Exercise task: All of the material below is to be returned exactly.

Information provided:
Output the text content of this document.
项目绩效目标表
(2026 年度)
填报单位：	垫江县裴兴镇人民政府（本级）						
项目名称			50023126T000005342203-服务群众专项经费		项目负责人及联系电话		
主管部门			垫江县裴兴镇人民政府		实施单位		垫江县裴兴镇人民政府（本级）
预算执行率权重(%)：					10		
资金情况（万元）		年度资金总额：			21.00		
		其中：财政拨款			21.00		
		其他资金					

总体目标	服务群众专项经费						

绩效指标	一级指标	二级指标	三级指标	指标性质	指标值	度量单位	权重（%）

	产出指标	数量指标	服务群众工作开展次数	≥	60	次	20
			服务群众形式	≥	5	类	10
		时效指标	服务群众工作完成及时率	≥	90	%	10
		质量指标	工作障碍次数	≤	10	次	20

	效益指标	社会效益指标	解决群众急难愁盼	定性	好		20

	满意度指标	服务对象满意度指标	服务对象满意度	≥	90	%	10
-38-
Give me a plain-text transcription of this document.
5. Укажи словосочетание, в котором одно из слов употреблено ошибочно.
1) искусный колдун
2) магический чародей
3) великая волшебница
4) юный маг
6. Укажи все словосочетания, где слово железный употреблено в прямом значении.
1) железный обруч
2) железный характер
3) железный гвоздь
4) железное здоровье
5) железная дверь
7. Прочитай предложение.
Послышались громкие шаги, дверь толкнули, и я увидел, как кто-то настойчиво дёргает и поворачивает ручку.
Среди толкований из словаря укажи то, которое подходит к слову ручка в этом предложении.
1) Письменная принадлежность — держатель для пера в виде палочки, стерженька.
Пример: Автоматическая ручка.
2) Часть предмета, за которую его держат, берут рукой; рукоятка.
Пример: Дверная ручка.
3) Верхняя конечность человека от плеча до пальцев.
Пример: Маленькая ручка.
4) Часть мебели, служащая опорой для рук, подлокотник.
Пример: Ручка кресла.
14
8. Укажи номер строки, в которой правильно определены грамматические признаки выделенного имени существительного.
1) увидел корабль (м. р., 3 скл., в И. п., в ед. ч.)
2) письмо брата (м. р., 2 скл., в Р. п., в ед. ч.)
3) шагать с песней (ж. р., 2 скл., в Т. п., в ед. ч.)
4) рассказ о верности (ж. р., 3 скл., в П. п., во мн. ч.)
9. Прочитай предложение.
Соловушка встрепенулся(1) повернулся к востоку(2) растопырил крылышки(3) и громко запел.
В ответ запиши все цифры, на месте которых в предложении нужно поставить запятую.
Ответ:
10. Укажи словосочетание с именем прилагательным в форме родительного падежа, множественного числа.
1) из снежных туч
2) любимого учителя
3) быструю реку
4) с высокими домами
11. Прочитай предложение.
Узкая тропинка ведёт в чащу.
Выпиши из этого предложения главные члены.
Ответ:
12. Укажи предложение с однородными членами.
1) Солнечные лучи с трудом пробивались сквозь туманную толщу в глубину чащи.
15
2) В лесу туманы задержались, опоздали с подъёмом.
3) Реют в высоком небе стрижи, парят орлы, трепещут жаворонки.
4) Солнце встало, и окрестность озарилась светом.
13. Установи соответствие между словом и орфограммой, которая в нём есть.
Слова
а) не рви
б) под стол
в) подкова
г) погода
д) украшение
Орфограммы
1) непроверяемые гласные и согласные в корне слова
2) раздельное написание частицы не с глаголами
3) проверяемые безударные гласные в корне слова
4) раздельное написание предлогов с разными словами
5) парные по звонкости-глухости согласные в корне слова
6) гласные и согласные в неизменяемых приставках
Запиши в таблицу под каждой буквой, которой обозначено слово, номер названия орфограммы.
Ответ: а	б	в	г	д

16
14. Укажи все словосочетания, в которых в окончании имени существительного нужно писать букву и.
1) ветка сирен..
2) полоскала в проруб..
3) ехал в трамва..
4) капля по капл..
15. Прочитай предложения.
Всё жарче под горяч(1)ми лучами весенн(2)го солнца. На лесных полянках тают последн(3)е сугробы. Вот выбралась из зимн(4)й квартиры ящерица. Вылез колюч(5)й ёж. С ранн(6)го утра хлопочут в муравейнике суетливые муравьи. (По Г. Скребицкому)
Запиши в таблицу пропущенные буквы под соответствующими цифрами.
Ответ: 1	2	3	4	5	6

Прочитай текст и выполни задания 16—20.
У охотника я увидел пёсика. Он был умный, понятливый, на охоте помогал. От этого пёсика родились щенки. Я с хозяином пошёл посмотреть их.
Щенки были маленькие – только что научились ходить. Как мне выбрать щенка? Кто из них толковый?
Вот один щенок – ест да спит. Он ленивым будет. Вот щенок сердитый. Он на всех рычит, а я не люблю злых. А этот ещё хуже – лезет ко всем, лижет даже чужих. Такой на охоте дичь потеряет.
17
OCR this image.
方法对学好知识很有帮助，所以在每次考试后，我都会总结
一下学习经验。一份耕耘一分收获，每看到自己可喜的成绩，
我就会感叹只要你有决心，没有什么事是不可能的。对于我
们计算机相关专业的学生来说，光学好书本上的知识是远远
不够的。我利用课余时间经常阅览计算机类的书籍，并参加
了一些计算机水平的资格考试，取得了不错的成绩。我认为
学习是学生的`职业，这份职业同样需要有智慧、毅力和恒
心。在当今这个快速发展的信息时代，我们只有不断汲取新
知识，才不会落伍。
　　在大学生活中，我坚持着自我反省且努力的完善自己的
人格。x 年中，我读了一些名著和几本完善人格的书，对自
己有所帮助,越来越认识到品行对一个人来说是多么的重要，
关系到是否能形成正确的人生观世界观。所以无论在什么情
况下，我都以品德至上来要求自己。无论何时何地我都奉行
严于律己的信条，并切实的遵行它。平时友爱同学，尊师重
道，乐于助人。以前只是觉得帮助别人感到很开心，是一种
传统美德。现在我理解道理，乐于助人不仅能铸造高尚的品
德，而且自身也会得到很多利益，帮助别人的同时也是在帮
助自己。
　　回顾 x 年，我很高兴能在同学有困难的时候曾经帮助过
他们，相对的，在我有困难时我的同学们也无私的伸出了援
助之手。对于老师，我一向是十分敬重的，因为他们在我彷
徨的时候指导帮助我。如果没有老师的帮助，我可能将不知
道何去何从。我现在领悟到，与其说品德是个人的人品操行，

Result for this exercise:
Output the text content of this document.
项目绩效目标表
(2026 年度)
填报单位：	垫江县裴兴镇人民政府（本级）						
项目名称			50023126T000005342203-服务群众专项经费		项目负责人及联系电话		
主管部门			垫江县裴兴镇人民政府		实施单位		垫江县裴兴镇人民政府（本级）
预算执行率权重(%)：					10		
资金情况（万元）		年度资金总额：			21.00		
		其中：财政拨款			21.00		
		其他资金					

总体目标	服务群众专项经费						

绩效指标	一级指标	二级指标	三级指标	指标性质	指标值	度量单位	权重（%）

	产出指标	数量指标	服务群众工作开展次数	≥	60	次	20
			服务群众形式	≥	5	类	10
		时效指标	服务群众工作完成及时率	≥	90	%	10
		质量指标	工作障碍次数	≤	10	次	20

	效益指标	社会效益指标	解决群众急难愁盼	定性	好		20

	满意度指标	服务对象满意度指标	服务对象满意度	≥	90	%	10
-38-
Give me a plain-text transcription of this document.
5. Укажи словосочетание, в котором одно из слов употреблено ошибочно.
1) искусный колдун
2) магический чародей
3) великая волшебница
4) юный маг
6. Укажи все словосочетания, где слово железный употреблено в прямом значении.
1) железный обруч
2) железный характер
3) железный гвоздь
4) железное здоровье
5) железная дверь
7. Прочитай предложение.
Послышались громкие шаги, дверь толкнули, и я увидел, как кто-то настойчиво дёргает и поворачивает ручку.
Среди толкований из словаря укажи то, которое подходит к слову ручка в этом предложении.
1) Письменная принадлежность — держатель для пера в виде палочки, стерженька.
Пример: Автоматическая ручка.
2) Часть предмета, за которую его держат, берут рукой; рукоятка.
Пример: Дверная ручка.
3) Верхняя конечность человека от плеча до пальцев.
Пример: Маленькая ручка.
4) Часть мебели, служащая опорой для рук, подлокотник.
Пример: Ручка кресла.
14
8. Укажи номер строки, в которой правильно определены грамматические признаки выделенного имени существительного.
1) увидел корабль (м. р., 3 скл., в И. п., в ед. ч.)
2) письмо брата (м. р., 2 скл., в Р. п., в ед. ч.)
3) шагать с песней (ж. р., 2 скл., в Т. п., в ед. ч.)
4) рассказ о верности (ж. р., 3 скл., в П. п., во мн. ч.)
9. Прочитай предложение.
Соловушка встрепенулся(1) повернулся к востоку(2) растопырил крылышки(3) и громко запел.
В ответ запиши все цифры, на месте которых в предложении нужно поставить запятую.
Ответ:
10. Укажи словосочетание с именем прилагательным в форме родительного падежа, множественного числа.
1) из снежных туч
2) любимого учителя
3) быструю реку
4) с высокими домами
11. Прочитай предложение.
Узкая тропинка ведёт в чащу.
Выпиши из этого предложения главные члены.
Ответ:
12. Укажи предложение с однородными членами.
1) Солнечные лучи с трудом пробивались сквозь туманную толщу в глубину чащи.
15
2) В лесу туманы задержались, опоздали с подъёмом.
3) Реют в высоком небе стрижи, парят орлы, трепещут жаворонки.
4) Солнце встало, и окрестность озарилась светом.
13. Установи соответствие между словом и орфограммой, которая в нём есть.
Слова
а) не рви
б) под стол
в) подкова
г) погода
д) украшение
Орфограммы
1) непроверяемые гласные и согласные в корне слова
2) раздельное написание частицы не с глаголами
3) проверяемые безударные гласные в корне слова
4) раздельное написание предлогов с разными словами
5) парные по звонкости-глухости согласные в корне слова
6) гласные и согласные в неизменяемых приставках
Запиши в таблицу под каждой буквой, которой обозначено слово, номер названия орфограммы.
Ответ: а	б	в	г	д

16
14. Укажи все словосочетания, в которых в окончании имени существительного нужно писать букву и.
1) ветка сирен..
2) полоскала в проруб..
3) ехал в трамва..
4) капля по капл..
15. Прочитай предложения.
Всё жарче под горяч(1)ми лучами весенн(2)го солнца. На лесных полянках тают последн(3)е сугробы. Вот выбралась из зимн(4)й квартиры ящерица. Вылез колюч(5)й ёж. С ранн(6)го утра хлопочут в муравейнике суетливые муравьи. (По Г. Скребицкому)
Запиши в таблицу пропущенные буквы под соответствующими цифрами.
Ответ: 1	2	3	4	5	6

Прочитай текст и выполни задания 16—20.
У охотника я увидел пёсика. Он был умный, понятливый, на охоте помогал. От этого пёсика родились щенки. Я с хозяином пошёл посмотреть их.
Щенки были маленькие – только что научились ходить. Как мне выбрать щенка? Кто из них толковый?
Вот один щенок – ест да спит. Он ленивым будет. Вот щенок сердитый. Он на всех рычит, а я не люблю злых. А этот ещё хуже – лезет ко всем, лижет даже чужих. Такой на охоте дичь потеряет.
17
OCR this image.
方法对学好知识很有帮助，所以在每次考试后，我都会总结
一下学习经验。一份耕耘一分收获，每看到自己可喜的成绩，
我就会感叹只要你有决心，没有什么事是不可能的。对于我
们计算机相关专业的学生来说，光学好书本上的知识是远远
不够的。我利用课余时间经常阅览计算机类的书籍，并参加
了一些计算机水平的资格考试，取得了不错的成绩。我认为
学习是学生的`职业，这份职业同样需要有智慧、毅力和恒
心。在当今这个快速发展的信息时代，我们只有不断汲取新
知识，才不会落伍。
　　在大学生活中，我坚持着自我反省且努力的完善自己的
人格。x 年中，我读了一些名著和几本完善人格的书，对自
己有所帮助,越来越认识到品行对一个人来说是多么的重要，
关系到是否能形成正确的人生观世界观。所以无论在什么情
况下，我都以品德至上来要求自己。无论何时何地我都奉行
严于律己的信条，并切实的遵行它。平时友爱同学，尊师重
道，乐于助人。以前只是觉得帮助别人感到很开心，是一种
传统美德。现在我理解道理，乐于助人不仅能铸造高尚的品
德，而且自身也会得到很多利益，帮助别人的同时也是在帮
助自己。
　　回顾 x 年，我很高兴能在同学有困难的时候曾经帮助过
他们，相对的，在我有困难时我的同学们也无私的伸出了援
助之手。对于老师，我一向是十分敬重的，因为他们在我彷
徨的时候指导帮助我。如果没有老师的帮助，我可能将不知
道何去何从。我现在领悟到，与其说品德是个人的人品操行，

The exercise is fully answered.